**Request:** Where a line contains the word "code", copy that line in full.

**Available records:**
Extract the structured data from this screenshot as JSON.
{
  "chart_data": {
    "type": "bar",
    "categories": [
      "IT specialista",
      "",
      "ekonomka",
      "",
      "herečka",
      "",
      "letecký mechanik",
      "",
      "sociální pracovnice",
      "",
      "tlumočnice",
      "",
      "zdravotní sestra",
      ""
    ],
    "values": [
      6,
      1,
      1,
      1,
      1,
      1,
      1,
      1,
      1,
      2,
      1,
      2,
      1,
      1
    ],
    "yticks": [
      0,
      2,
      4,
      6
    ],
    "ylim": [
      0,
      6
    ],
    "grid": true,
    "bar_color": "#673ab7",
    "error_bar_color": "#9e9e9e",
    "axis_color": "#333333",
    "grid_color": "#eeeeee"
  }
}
* * *
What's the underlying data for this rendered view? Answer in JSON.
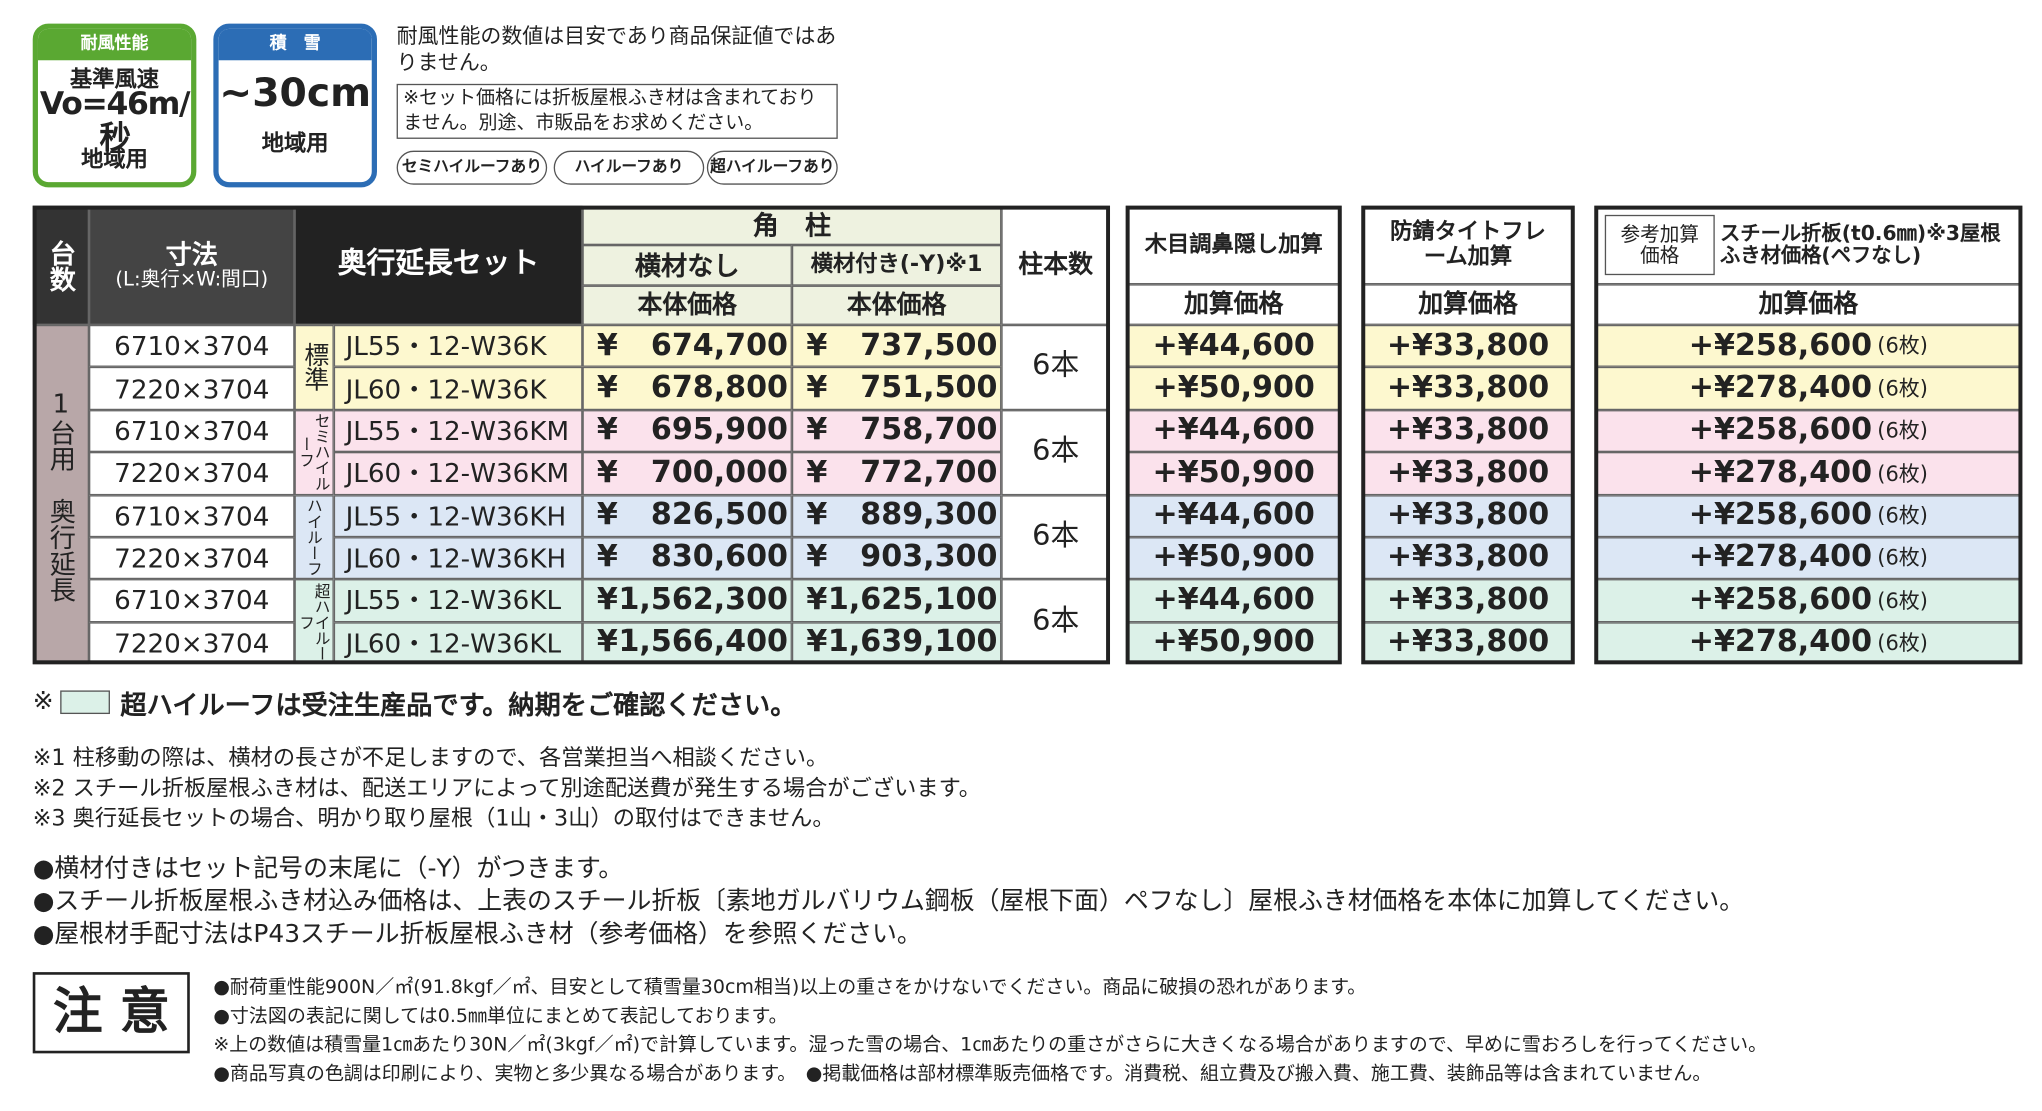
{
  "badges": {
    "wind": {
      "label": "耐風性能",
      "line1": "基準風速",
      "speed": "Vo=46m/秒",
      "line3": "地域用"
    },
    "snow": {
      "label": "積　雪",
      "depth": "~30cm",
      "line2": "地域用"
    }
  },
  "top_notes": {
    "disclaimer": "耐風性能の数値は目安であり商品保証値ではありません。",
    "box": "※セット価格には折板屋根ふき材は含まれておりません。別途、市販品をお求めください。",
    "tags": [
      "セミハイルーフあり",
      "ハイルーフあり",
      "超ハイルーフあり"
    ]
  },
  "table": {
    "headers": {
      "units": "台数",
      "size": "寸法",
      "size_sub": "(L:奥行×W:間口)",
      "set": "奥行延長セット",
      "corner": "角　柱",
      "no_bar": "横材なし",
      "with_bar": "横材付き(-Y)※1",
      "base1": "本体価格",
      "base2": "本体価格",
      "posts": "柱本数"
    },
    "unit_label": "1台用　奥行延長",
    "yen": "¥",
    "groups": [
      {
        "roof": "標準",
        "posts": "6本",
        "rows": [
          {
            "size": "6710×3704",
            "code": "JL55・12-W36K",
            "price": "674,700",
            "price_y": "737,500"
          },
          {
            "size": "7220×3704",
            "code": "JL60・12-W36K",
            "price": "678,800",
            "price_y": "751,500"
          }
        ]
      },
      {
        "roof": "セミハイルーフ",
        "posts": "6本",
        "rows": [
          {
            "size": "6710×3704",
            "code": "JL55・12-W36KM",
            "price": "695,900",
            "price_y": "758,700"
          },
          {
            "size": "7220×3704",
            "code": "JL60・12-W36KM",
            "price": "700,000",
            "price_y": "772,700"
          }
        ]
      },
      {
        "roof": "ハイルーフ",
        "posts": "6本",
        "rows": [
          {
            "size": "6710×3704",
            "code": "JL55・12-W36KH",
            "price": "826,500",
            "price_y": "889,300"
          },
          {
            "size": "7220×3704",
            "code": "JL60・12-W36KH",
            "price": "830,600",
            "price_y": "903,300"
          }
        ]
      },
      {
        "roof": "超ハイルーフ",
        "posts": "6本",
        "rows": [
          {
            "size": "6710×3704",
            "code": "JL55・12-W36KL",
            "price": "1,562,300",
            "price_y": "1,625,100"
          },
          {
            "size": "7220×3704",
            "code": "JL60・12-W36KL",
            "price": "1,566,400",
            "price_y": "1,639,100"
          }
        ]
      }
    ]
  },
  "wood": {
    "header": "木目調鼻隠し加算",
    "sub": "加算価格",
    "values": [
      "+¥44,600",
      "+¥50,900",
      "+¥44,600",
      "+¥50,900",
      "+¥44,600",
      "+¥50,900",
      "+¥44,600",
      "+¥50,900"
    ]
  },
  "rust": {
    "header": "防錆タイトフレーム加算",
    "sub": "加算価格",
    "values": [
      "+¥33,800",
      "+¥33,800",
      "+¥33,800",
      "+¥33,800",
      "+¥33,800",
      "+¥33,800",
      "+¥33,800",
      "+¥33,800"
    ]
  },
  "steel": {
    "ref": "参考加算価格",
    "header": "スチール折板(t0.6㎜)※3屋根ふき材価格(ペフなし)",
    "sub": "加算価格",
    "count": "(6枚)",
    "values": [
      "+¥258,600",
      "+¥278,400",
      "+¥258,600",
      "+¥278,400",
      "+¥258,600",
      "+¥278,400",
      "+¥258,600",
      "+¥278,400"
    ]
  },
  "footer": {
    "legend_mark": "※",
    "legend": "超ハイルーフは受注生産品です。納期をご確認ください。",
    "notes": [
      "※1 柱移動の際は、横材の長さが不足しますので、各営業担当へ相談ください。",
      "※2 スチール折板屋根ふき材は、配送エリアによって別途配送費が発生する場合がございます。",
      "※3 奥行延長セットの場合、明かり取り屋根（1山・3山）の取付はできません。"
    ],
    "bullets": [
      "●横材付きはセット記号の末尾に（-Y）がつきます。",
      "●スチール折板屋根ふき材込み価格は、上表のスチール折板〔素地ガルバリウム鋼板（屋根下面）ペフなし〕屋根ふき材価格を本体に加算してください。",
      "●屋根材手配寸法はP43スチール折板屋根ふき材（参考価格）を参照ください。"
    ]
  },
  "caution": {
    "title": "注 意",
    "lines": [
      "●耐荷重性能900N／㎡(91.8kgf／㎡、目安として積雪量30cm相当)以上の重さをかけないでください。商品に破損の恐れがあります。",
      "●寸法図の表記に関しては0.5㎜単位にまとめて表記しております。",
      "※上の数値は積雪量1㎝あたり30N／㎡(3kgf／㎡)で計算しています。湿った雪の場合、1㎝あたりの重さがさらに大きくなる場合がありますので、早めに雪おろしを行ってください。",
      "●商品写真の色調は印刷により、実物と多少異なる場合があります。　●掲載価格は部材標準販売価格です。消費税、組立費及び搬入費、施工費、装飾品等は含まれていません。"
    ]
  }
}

**Exercise solution:**
            "code": "JL55・12-W36K",
            "code": "JL60・12-W36K",
            "code": "JL55・12-W36KM",
            "code": "JL60・12-W36KM",
            "code": "JL55・12-W36KH",
            "code": "JL60・12-W36KH",
            "code": "JL55・12-W36KL",
            "code": "JL60・12-W36KL",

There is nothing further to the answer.